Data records
*-*-*

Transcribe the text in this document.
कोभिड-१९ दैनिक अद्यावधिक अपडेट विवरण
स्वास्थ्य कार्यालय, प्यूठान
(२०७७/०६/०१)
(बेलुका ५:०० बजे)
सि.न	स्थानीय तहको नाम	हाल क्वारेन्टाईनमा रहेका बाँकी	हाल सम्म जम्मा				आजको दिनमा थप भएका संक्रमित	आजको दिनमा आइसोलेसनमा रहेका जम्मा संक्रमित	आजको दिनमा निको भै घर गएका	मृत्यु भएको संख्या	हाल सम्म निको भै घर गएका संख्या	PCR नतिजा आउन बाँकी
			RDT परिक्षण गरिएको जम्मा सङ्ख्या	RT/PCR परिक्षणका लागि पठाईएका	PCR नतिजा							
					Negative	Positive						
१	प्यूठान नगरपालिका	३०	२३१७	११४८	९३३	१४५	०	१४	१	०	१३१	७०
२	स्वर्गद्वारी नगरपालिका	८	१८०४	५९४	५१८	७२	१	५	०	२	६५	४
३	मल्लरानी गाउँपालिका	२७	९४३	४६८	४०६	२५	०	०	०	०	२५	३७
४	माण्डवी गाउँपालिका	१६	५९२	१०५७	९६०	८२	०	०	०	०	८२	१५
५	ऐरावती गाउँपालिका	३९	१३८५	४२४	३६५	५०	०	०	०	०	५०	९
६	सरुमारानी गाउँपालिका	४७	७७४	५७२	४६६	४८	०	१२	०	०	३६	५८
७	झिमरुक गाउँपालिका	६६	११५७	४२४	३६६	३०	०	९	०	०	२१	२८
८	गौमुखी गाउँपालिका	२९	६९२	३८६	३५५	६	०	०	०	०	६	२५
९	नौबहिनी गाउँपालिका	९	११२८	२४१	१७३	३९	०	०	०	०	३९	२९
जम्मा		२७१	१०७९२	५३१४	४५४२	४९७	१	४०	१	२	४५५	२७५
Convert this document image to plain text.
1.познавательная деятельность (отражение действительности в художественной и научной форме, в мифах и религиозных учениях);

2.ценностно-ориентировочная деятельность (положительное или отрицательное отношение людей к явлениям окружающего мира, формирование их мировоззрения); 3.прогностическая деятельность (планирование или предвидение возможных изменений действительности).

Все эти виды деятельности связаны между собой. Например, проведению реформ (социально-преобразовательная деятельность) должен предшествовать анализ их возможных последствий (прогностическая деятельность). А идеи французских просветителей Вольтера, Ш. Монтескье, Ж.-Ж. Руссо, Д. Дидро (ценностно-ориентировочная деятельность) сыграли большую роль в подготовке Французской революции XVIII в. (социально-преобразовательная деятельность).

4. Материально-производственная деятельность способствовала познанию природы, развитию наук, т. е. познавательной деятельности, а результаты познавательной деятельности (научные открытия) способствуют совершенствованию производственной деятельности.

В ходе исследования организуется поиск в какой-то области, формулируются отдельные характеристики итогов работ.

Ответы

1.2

*-*-*

*To be done:* Word for word, write out the data.

*Result:*
Transcribe the text in this document.
कोभिड-१९ दैनिक अद्यावधिक अपडेट विवरण
स्वास्थ्य कार्यालय, प्यूठान
(२०७७/०६/०१)
(बेलुका ५:०० बजे)
सि.न	स्थानीय तहको नाम	हाल क्वारेन्टाईनमा रहेका बाँकी	हाल सम्म जम्मा				आजको दिनमा थप भएका संक्रमित	आजको दिनमा आइसोलेसनमा रहेका जम्मा संक्रमित	आजको दिनमा निको भै घर गएका	मृत्यु भएको संख्या	हाल सम्म निको भै घर गएका संख्या	PCR नतिजा आउन बाँकी
			RDT परिक्षण गरिएको जम्मा सङ्ख्या	RT/PCR परिक्षणका लागि पठाईएका	PCR नतिजा							
					Negative	Positive						
१	प्यूठान नगरपालिका	३०	२३१७	११४८	९३३	१४५	०	१४	१	०	१३१	७०
२	स्वर्गद्वारी नगरपालिका	८	१८०४	५९४	५१८	७२	१	५	०	२	६५	४
३	मल्लरानी गाउँपालिका	२७	९४३	४६८	४०६	२५	०	०	०	०	२५	३७
४	माण्डवी गाउँपालिका	१६	५९२	१०५७	९६०	८२	०	०	०	०	८२	१५
५	ऐरावती गाउँपालिका	३९	१३८५	४२४	३६५	५०	०	०	०	०	५०	९
६	सरुमारानी गाउँपालिका	४७	७७४	५७२	४६६	४८	०	१२	०	०	३६	५८
७	झिमरुक गाउँपालिका	६६	११५७	४२४	३६६	३०	०	९	०	०	२१	२८
८	गौमुखी गाउँपालिका	२९	६९२	३८६	३५५	६	०	०	०	०	६	२५
९	नौबहिनी गाउँपालिका	९	११२८	२४१	१७३	३९	०	०	०	०	३९	२९
जम्मा		२७१	१०७९२	५३१४	४५४२	४९७	१	४०	१	२	४५५	२७५
Convert this document image to plain text.
1.познавательная деятельность (отражение действительности в художественной и научной форме, в мифах и религиозных учениях);

2.ценностно-ориентировочная деятельность (положительное или отрицательное отношение людей к явлениям окружающего мира, формирование их мировоззрения); 3.прогностическая деятельность (планирование или предвидение возможных изменений действительности).

Все эти виды деятельности связаны между собой. Например, проведению реформ (социально-преобразовательная деятельность) должен предшествовать анализ их возможных последствий (прогностическая деятельность). А идеи французских просветителей Вольтера, Ш. Монтескье, Ж.-Ж. Руссо, Д. Дидро (ценностно-ориентировочная деятельность) сыграли большую роль в подготовке Французской революции XVIII в. (социально-преобразовательная деятельность).

4. Материально-производственная деятельность способствовала познанию природы, развитию наук, т. е. познавательной деятельности, а результаты познавательной деятельности (научные открытия) способствуют совершенствованию производственной деятельности.

В ходе исследования организуется поиск в какой-то области, формулируются отдельные характеристики итогов работ.

Ответы

1.2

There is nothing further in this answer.